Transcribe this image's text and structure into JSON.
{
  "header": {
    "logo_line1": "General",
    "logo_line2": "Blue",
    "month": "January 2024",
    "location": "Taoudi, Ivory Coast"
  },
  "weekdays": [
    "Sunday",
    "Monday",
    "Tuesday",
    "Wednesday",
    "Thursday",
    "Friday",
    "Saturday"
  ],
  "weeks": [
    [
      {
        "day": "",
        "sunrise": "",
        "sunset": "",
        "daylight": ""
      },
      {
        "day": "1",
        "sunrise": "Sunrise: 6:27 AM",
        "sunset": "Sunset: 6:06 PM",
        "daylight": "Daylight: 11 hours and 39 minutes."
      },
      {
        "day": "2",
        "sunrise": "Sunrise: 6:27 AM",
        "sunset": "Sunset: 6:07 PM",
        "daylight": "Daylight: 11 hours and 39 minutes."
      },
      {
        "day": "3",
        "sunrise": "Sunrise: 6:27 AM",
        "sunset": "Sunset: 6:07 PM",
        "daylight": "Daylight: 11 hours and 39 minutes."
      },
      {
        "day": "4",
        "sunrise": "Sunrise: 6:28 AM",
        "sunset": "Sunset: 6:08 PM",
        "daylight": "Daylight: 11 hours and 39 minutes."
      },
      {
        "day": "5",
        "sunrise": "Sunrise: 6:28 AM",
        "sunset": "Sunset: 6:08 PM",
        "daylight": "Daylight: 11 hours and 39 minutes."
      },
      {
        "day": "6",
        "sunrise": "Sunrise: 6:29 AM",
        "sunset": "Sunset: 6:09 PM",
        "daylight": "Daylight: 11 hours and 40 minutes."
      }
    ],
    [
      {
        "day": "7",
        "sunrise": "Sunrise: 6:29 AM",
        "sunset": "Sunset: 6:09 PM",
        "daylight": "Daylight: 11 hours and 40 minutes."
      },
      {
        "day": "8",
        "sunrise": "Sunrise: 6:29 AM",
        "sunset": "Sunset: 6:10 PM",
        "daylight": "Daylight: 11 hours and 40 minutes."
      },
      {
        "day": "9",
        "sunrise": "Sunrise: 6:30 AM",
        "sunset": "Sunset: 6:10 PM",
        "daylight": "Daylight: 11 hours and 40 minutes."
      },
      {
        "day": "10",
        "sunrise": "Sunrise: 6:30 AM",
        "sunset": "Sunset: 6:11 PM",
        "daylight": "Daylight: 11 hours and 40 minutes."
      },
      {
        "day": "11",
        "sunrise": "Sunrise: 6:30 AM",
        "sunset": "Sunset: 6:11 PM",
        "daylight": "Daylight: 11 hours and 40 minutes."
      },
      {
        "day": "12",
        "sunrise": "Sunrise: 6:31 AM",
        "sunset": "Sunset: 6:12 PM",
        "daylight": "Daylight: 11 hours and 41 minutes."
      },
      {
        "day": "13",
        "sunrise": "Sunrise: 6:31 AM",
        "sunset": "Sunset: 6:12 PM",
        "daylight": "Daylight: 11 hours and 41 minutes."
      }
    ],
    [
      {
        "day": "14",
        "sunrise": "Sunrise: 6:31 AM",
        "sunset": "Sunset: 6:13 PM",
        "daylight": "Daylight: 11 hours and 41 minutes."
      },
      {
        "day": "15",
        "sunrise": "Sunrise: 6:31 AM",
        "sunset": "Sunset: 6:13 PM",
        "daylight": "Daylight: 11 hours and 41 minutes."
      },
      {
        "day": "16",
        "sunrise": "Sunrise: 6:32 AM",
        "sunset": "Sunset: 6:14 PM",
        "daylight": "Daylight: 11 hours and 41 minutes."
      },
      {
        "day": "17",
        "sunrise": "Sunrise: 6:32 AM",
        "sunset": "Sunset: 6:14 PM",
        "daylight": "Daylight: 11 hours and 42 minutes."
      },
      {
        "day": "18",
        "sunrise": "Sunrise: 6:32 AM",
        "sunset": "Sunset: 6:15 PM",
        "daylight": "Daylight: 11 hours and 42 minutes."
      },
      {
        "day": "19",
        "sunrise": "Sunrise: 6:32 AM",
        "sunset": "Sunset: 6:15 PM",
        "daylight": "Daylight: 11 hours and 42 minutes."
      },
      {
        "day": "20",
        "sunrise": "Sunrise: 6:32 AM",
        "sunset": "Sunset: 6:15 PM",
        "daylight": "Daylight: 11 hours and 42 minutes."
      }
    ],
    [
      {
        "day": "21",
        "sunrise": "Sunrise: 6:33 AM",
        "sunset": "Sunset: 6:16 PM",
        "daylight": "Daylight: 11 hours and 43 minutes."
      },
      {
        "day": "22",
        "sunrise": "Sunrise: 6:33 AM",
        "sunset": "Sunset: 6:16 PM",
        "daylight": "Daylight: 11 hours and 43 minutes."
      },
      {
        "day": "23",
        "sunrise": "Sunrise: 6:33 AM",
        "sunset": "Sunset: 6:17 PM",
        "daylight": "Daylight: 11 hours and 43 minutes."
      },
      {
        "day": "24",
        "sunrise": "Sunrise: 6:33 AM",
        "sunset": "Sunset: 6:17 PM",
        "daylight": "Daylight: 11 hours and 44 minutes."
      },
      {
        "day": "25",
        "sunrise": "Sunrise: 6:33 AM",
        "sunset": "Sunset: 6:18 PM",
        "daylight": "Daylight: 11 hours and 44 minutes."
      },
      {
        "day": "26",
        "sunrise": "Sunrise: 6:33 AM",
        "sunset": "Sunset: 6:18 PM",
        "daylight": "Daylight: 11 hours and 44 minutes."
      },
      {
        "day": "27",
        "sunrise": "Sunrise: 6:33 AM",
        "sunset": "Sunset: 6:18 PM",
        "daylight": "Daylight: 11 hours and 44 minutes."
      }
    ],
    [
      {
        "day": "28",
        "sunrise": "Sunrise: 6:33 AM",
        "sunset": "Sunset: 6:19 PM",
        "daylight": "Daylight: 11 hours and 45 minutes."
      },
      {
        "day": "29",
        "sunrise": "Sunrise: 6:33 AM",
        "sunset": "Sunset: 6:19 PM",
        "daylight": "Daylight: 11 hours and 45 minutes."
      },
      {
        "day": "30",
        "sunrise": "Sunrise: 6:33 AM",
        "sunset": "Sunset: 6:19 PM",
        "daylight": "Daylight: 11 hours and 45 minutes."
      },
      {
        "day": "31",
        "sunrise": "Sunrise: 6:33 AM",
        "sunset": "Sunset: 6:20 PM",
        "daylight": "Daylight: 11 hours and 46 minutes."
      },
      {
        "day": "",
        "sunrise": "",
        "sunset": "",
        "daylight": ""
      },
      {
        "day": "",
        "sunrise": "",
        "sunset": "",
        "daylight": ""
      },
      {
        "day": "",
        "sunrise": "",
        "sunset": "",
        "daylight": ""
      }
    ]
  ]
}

Directions for this task: Repeat the data above exactly.

Answer for the task:
Transcribe this image's text and structure into JSON.
{
  "header": {
    "logo_line1": "General",
    "logo_line2": "Blue",
    "month": "January 2024",
    "location": "Taoudi, Ivory Coast"
  },
  "weekdays": [
    "Sunday",
    "Monday",
    "Tuesday",
    "Wednesday",
    "Thursday",
    "Friday",
    "Saturday"
  ],
  "weeks": [
    [
      {
        "day": "",
        "sunrise": "",
        "sunset": "",
        "daylight": ""
      },
      {
        "day": "1",
        "sunrise": "Sunrise: 6:27 AM",
        "sunset": "Sunset: 6:06 PM",
        "daylight": "Daylight: 11 hours and 39 minutes."
      },
      {
        "day": "2",
        "sunrise": "Sunrise: 6:27 AM",
        "sunset": "Sunset: 6:07 PM",
        "daylight": "Daylight: 11 hours and 39 minutes."
      },
      {
        "day": "3",
        "sunrise": "Sunrise: 6:27 AM",
        "sunset": "Sunset: 6:07 PM",
        "daylight": "Daylight: 11 hours and 39 minutes."
      },
      {
        "day": "4",
        "sunrise": "Sunrise: 6:28 AM",
        "sunset": "Sunset: 6:08 PM",
        "daylight": "Daylight: 11 hours and 39 minutes."
      },
      {
        "day": "5",
        "sunrise": "Sunrise: 6:28 AM",
        "sunset": "Sunset: 6:08 PM",
        "daylight": "Daylight: 11 hours and 39 minutes."
      },
      {
        "day": "6",
        "sunrise": "Sunrise: 6:29 AM",
        "sunset": "Sunset: 6:09 PM",
        "daylight": "Daylight: 11 hours and 40 minutes."
      }
    ],
    [
      {
        "day": "7",
        "sunrise": "Sunrise: 6:29 AM",
        "sunset": "Sunset: 6:09 PM",
        "daylight": "Daylight: 11 hours and 40 minutes."
      },
      {
        "day": "8",
        "sunrise": "Sunrise: 6:29 AM",
        "sunset": "Sunset: 6:10 PM",
        "daylight": "Daylight: 11 hours and 40 minutes."
      },
      {
        "day": "9",
        "sunrise": "Sunrise: 6:30 AM",
        "sunset": "Sunset: 6:10 PM",
        "daylight": "Daylight: 11 hours and 40 minutes."
      },
      {
        "day": "10",
        "sunrise": "Sunrise: 6:30 AM",
        "sunset": "Sunset: 6:11 PM",
        "daylight": "Daylight: 11 hours and 40 minutes."
      },
      {
        "day": "11",
        "sunrise": "Sunrise: 6:30 AM",
        "sunset": "Sunset: 6:11 PM",
        "daylight": "Daylight: 11 hours and 40 minutes."
      },
      {
        "day": "12",
        "sunrise": "Sunrise: 6:31 AM",
        "sunset": "Sunset: 6:12 PM",
        "daylight": "Daylight: 11 hours and 41 minutes."
      },
      {
        "day": "13",
        "sunrise": "Sunrise: 6:31 AM",
        "sunset": "Sunset: 6:12 PM",
        "daylight": "Daylight: 11 hours and 41 minutes."
      }
    ],
    [
      {
        "day": "14",
        "sunrise": "Sunrise: 6:31 AM",
        "sunset": "Sunset: 6:13 PM",
        "daylight": "Daylight: 11 hours and 41 minutes."
      },
      {
        "day": "15",
        "sunrise": "Sunrise: 6:31 AM",
        "sunset": "Sunset: 6:13 PM",
        "daylight": "Daylight: 11 hours and 41 minutes."
      },
      {
        "day": "16",
        "sunrise": "Sunrise: 6:32 AM",
        "sunset": "Sunset: 6:14 PM",
        "daylight": "Daylight: 11 hours and 41 minutes."
      },
      {
        "day": "17",
        "sunrise": "Sunrise: 6:32 AM",
        "sunset": "Sunset: 6:14 PM",
        "daylight": "Daylight: 11 hours and 42 minutes."
      },
      {
        "day": "18",
        "sunrise": "Sunrise: 6:32 AM",
        "sunset": "Sunset: 6:15 PM",
        "daylight": "Daylight: 11 hours and 42 minutes."
      },
      {
        "day": "19",
        "sunrise": "Sunrise: 6:32 AM",
        "sunset": "Sunset: 6:15 PM",
        "daylight": "Daylight: 11 hours and 42 minutes."
      },
      {
        "day": "20",
        "sunrise": "Sunrise: 6:32 AM",
        "sunset": "Sunset: 6:15 PM",
        "daylight": "Daylight: 11 hours and 42 minutes."
      }
    ],
    [
      {
        "day": "21",
        "sunrise": "Sunrise: 6:33 AM",
        "sunset": "Sunset: 6:16 PM",
        "daylight": "Daylight: 11 hours and 43 minutes."
      },
      {
        "day": "22",
        "sunrise": "Sunrise: 6:33 AM",
        "sunset": "Sunset: 6:16 PM",
        "daylight": "Daylight: 11 hours and 43 minutes."
      },
      {
        "day": "23",
        "sunrise": "Sunrise: 6:33 AM",
        "sunset": "Sunset: 6:17 PM",
        "daylight": "Daylight: 11 hours and 43 minutes."
      },
      {
        "day": "24",
        "sunrise": "Sunrise: 6:33 AM",
        "sunset": "Sunset: 6:17 PM",
        "daylight": "Daylight: 11 hours and 44 minutes."
      },
      {
        "day": "25",
        "sunrise": "Sunrise: 6:33 AM",
        "sunset": "Sunset: 6:18 PM",
        "daylight": "Daylight: 11 hours and 44 minutes."
      },
      {
        "day": "26",
        "sunrise": "Sunrise: 6:33 AM",
        "sunset": "Sunset: 6:18 PM",
        "daylight": "Daylight: 11 hours and 44 minutes."
      },
      {
        "day": "27",
        "sunrise": "Sunrise: 6:33 AM",
        "sunset": "Sunset: 6:18 PM",
        "daylight": "Daylight: 11 hours and 44 minutes."
      }
    ],
    [
      {
        "day": "28",
        "sunrise": "Sunrise: 6:33 AM",
        "sunset": "Sunset: 6:19 PM",
        "daylight": "Daylight: 11 hours and 45 minutes."
      },
      {
        "day": "29",
        "sunrise": "Sunrise: 6:33 AM",
        "sunset": "Sunset: 6:19 PM",
        "daylight": "Daylight: 11 hours and 45 minutes."
      },
      {
        "day": "30",
        "sunrise": "Sunrise: 6:33 AM",
        "sunset": "Sunset: 6:19 PM",
        "daylight": "Daylight: 11 hours and 45 minutes."
      },
      {
        "day": "31",
        "sunrise": "Sunrise: 6:33 AM",
        "sunset": "Sunset: 6:20 PM",
        "daylight": "Daylight: 11 hours and 46 minutes."
      },
      {
        "day": "",
        "sunrise": "",
        "sunset": "",
        "daylight": ""
      },
      {
        "day": "",
        "sunrise": "",
        "sunset": "",
        "daylight": ""
      },
      {
        "day": "",
        "sunrise": "",
        "sunset": "",
        "daylight": ""
      }
    ]
  ]
}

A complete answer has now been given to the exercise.